(Stored data)
/---
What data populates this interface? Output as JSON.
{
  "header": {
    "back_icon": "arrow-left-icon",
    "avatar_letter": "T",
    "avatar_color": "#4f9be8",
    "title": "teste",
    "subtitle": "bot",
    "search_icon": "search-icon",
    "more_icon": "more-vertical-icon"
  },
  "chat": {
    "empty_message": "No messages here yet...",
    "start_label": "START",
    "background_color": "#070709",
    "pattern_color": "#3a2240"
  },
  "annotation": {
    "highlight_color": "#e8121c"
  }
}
\---
/---
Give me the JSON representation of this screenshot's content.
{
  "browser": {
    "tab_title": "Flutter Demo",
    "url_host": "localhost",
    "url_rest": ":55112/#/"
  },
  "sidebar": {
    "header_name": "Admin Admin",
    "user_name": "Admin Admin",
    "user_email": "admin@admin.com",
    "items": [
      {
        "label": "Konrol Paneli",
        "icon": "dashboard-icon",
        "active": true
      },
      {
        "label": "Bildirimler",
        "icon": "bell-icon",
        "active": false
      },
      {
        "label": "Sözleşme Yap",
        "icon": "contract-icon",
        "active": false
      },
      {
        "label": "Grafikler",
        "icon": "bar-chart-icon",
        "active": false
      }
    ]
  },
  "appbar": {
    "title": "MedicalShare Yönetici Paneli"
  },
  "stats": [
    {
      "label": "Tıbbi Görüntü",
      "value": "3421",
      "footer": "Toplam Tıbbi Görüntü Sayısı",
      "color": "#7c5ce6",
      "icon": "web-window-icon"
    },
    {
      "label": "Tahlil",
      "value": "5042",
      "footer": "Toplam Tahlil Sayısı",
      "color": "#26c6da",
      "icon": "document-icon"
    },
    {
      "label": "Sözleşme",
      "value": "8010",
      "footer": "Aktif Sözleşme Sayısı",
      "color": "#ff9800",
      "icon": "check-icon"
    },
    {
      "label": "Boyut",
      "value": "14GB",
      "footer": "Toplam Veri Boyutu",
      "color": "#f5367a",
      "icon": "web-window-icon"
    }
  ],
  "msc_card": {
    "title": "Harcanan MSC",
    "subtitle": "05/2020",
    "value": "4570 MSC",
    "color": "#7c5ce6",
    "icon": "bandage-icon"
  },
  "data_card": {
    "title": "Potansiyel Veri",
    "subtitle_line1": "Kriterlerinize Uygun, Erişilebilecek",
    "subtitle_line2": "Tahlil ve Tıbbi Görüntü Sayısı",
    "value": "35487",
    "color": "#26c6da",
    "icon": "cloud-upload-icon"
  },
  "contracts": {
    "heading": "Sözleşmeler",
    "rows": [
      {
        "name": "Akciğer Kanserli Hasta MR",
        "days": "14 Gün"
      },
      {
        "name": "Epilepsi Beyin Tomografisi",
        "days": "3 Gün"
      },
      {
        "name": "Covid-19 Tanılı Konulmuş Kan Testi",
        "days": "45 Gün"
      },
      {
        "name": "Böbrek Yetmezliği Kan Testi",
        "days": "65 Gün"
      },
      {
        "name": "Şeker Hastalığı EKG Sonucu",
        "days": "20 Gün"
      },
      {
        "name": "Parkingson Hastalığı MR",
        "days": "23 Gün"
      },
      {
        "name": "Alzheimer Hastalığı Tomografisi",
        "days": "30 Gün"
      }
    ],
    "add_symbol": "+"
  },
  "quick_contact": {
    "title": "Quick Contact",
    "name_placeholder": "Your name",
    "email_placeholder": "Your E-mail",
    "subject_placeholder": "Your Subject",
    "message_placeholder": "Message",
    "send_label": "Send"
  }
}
\---
**STATED GOAL:** Give the number of lines in the records above that contain the word "Tomografisi". Reply with that number alone.

**WORKED ANSWER:** 2